— begin Provided information —

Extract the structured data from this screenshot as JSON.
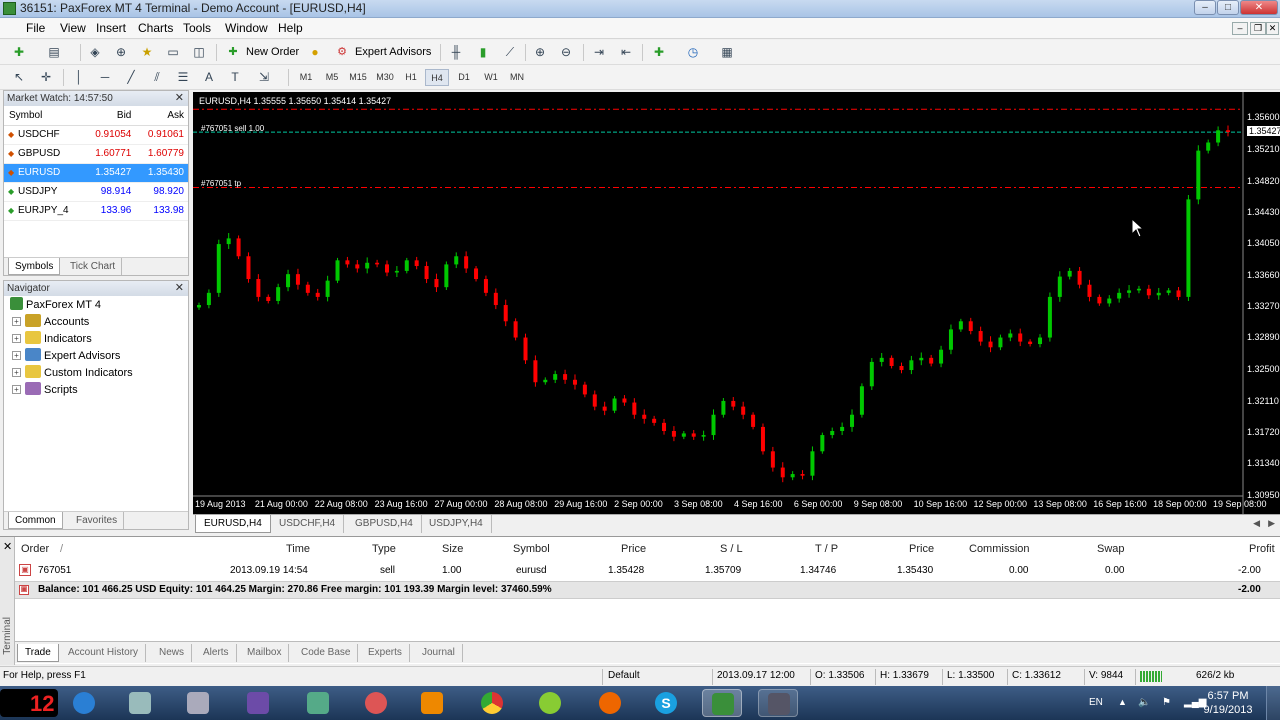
{
  "window": {
    "title": "36151: PaxForex MT 4 Terminal - Demo Account - [EURUSD,H4]"
  },
  "menu": [
    "File",
    "View",
    "Insert",
    "Charts",
    "Tools",
    "Window",
    "Help"
  ],
  "toolbar": {
    "new_order": "New Order",
    "expert_advisors": "Expert Advisors",
    "timeframes": [
      "M1",
      "M5",
      "M15",
      "M30",
      "H1",
      "H4",
      "D1",
      "W1",
      "MN"
    ],
    "active_timeframe": "H4"
  },
  "market_watch": {
    "title": "Market Watch: 14:57:50",
    "columns": [
      "Symbol",
      "Bid",
      "Ask"
    ],
    "rows": [
      {
        "symbol": "USDCHF",
        "bid": "0.91054",
        "ask": "0.91061",
        "dir": "down"
      },
      {
        "symbol": "GBPUSD",
        "bid": "1.60771",
        "ask": "1.60779",
        "dir": "down"
      },
      {
        "symbol": "EURUSD",
        "bid": "1.35427",
        "ask": "1.35430",
        "dir": "down",
        "selected": true
      },
      {
        "symbol": "USDJPY",
        "bid": "98.914",
        "ask": "98.920",
        "dir": "up"
      },
      {
        "symbol": "EURJPY_4",
        "bid": "133.96",
        "ask": "133.98",
        "dir": "up"
      }
    ],
    "tabs": [
      "Symbols",
      "Tick Chart"
    ]
  },
  "navigator": {
    "title": "Navigator",
    "root": "PaxForex MT 4",
    "items": [
      "Accounts",
      "Indicators",
      "Expert Advisors",
      "Custom Indicators",
      "Scripts"
    ],
    "tabs": [
      "Common",
      "Favorites"
    ]
  },
  "chart": {
    "info": "EURUSD,H4  1.35555 1.35650 1.35414 1.35427",
    "order_sell_label": "#767051 sell 1.00",
    "order_tp_label": "#767051 tp",
    "current_price": "1.35427",
    "cursor_icon": "arrow-cursor-icon",
    "tabs": [
      "EURUSD,H4",
      "USDCHF,H4",
      "GBPUSD,H4",
      "USDJPY,H4"
    ],
    "active_tab": "EURUSD,H4"
  },
  "chart_data": {
    "type": "candlestick",
    "symbol": "EURUSD",
    "timeframe": "H4",
    "ylim": [
      1.3095,
      1.357
    ],
    "y_ticks": [
      "1.35600",
      "1.35427",
      "1.35210",
      "1.34820",
      "1.34430",
      "1.34050",
      "1.33660",
      "1.33270",
      "1.32890",
      "1.32500",
      "1.32110",
      "1.31720",
      "1.31340",
      "1.30950"
    ],
    "x_ticks": [
      "19 Aug 2013",
      "21 Aug 00:00",
      "22 Aug 08:00",
      "23 Aug 16:00",
      "27 Aug 00:00",
      "28 Aug 08:00",
      "29 Aug 16:00",
      "2 Sep 00:00",
      "3 Sep 08:00",
      "4 Sep 16:00",
      "6 Sep 00:00",
      "9 Sep 08:00",
      "10 Sep 16:00",
      "12 Sep 00:00",
      "13 Sep 08:00",
      "16 Sep 16:00",
      "18 Sep 00:00",
      "19 Sep 08:00"
    ],
    "close_path": [
      1.333,
      1.3345,
      1.3405,
      1.3412,
      1.339,
      1.3362,
      1.334,
      1.3335,
      1.3352,
      1.3368,
      1.3355,
      1.3345,
      1.334,
      1.336,
      1.3385,
      1.338,
      1.3375,
      1.3382,
      1.338,
      1.337,
      1.3372,
      1.3385,
      1.3378,
      1.3362,
      1.3352,
      1.338,
      1.339,
      1.3375,
      1.3362,
      1.3345,
      1.333,
      1.331,
      1.329,
      1.3262,
      1.3235,
      1.3238,
      1.3245,
      1.3238,
      1.3232,
      1.322,
      1.3205,
      1.32,
      1.3215,
      1.321,
      1.3195,
      1.319,
      1.3185,
      1.3175,
      1.3168,
      1.3172,
      1.3168,
      1.317,
      1.3195,
      1.3212,
      1.3205,
      1.3195,
      1.318,
      1.315,
      1.313,
      1.3118,
      1.3122,
      1.312,
      1.315,
      1.317,
      1.3175,
      1.318,
      1.3195,
      1.323,
      1.326,
      1.3265,
      1.3255,
      1.325,
      1.3262,
      1.3265,
      1.3258,
      1.3275,
      1.33,
      1.331,
      1.3298,
      1.3285,
      1.3278,
      1.329,
      1.3295,
      1.3285,
      1.3282,
      1.329,
      1.334,
      1.3365,
      1.3372,
      1.3355,
      1.334,
      1.3332,
      1.3338,
      1.3345,
      1.3348,
      1.335,
      1.3342,
      1.3345,
      1.3348,
      1.334,
      1.346,
      1.352,
      1.353,
      1.3545,
      1.3543
    ],
    "open_order": {
      "id": "767051",
      "type": "sell",
      "price": 1.35428,
      "sl": 1.35709,
      "tp": 1.34746
    }
  },
  "terminal": {
    "side_label": "Terminal",
    "columns": [
      "Order",
      "/",
      "Time",
      "Type",
      "Size",
      "Symbol",
      "Price",
      "S / L",
      "T / P",
      "Price",
      "Commission",
      "Swap",
      "Profit"
    ],
    "order": {
      "order": "767051",
      "time": "2013.09.19 14:54",
      "type": "sell",
      "size": "1.00",
      "symbol": "eurusd",
      "price": "1.35428",
      "sl": "1.35709",
      "tp": "1.34746",
      "price_current": "1.35430",
      "commission": "0.00",
      "swap": "0.00",
      "profit": "-2.00"
    },
    "balance_line": "Balance: 101 466.25 USD  Equity: 101 464.25  Margin: 270.86  Free margin: 101 193.39  Margin level: 37460.59%",
    "balance_profit": "-2.00",
    "tabs": [
      "Trade",
      "Account History",
      "News",
      "Alerts",
      "Mailbox",
      "Code Base",
      "Experts",
      "Journal"
    ],
    "active_tab": "Trade"
  },
  "statusbar": {
    "help": "For Help, press F1",
    "profile": "Default",
    "datetime": "2013.09.17 12:00",
    "open": "O: 1.33506",
    "high": "H: 1.33679",
    "low": "L: 1.33500",
    "close": "C: 1.33612",
    "volume": "V: 9844",
    "traffic": "626/2 kb"
  },
  "taskbar": {
    "lang": "EN",
    "time": "6:57 PM",
    "date": "9/19/2013",
    "badge": "12"
  },
  "colors": {
    "bull": "#00c800",
    "bear": "#ff0000",
    "chart_bg": "#000000",
    "selection": "#3399ff",
    "sl_line": "#ff0000",
    "entry_line": "#00c8a0"
  }
}
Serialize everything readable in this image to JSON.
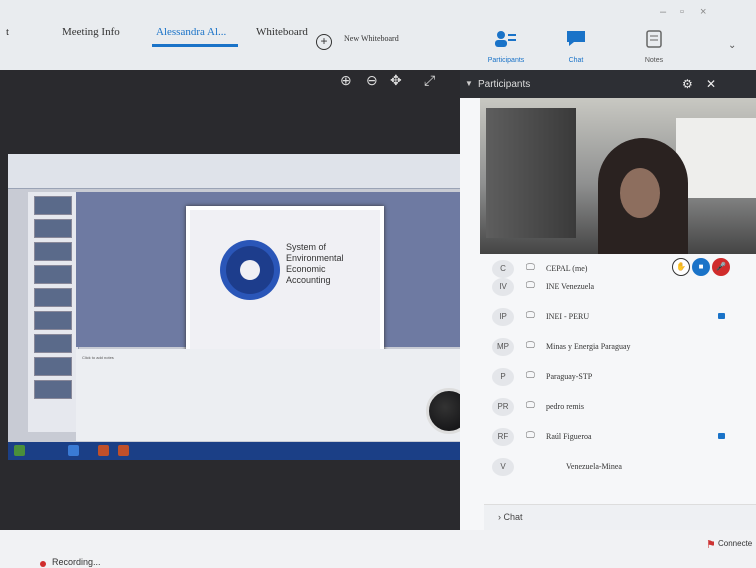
{
  "tabs": [
    "Meeting Info",
    "Alessandra Al...",
    "Whiteboard",
    "New Whiteboard"
  ],
  "tab_partial": "t",
  "toolbar_right": {
    "participants": "Participants",
    "chat": "Chat",
    "notes": "Notes"
  },
  "slide": {
    "lines": [
      "System of",
      "Environmental",
      "Economic",
      "Accounting"
    ]
  },
  "notes_placeholder": "Click to add notes",
  "sidebar": {
    "title": "Participants",
    "participants": [
      {
        "initials": "C",
        "name": "CEPAL (me)",
        "camera": false,
        "controls": true
      },
      {
        "initials": "IV",
        "name": "INE Venezuela",
        "camera": false,
        "controls": false
      },
      {
        "initials": "IP",
        "name": "INEI - PERU",
        "camera": true,
        "controls": false
      },
      {
        "initials": "MP",
        "name": "Minas y Energia Paraguay",
        "camera": false,
        "controls": false
      },
      {
        "initials": "P",
        "name": "Paraguay-STP",
        "camera": false,
        "controls": false
      },
      {
        "initials": "PR",
        "name": "pedro remis",
        "camera": false,
        "controls": false
      },
      {
        "initials": "RF",
        "name": "Raúl Figueroa",
        "camera": true,
        "controls": false
      },
      {
        "initials": "V",
        "name": "Venezuela-Minea",
        "camera": false,
        "controls": false
      }
    ],
    "chat_label": "Chat"
  },
  "status": {
    "recording": "Recording...",
    "connection": "Connecte"
  },
  "colors": {
    "accent": "#1a73c8",
    "recording": "#d02c2c"
  }
}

— end Provided information —

— What to work on —
Track down every line holding the string "this" and copy it.

— Written response —
Extract the structured data from this screenshot as JSON.
Serialize everything readable in this image to JSON.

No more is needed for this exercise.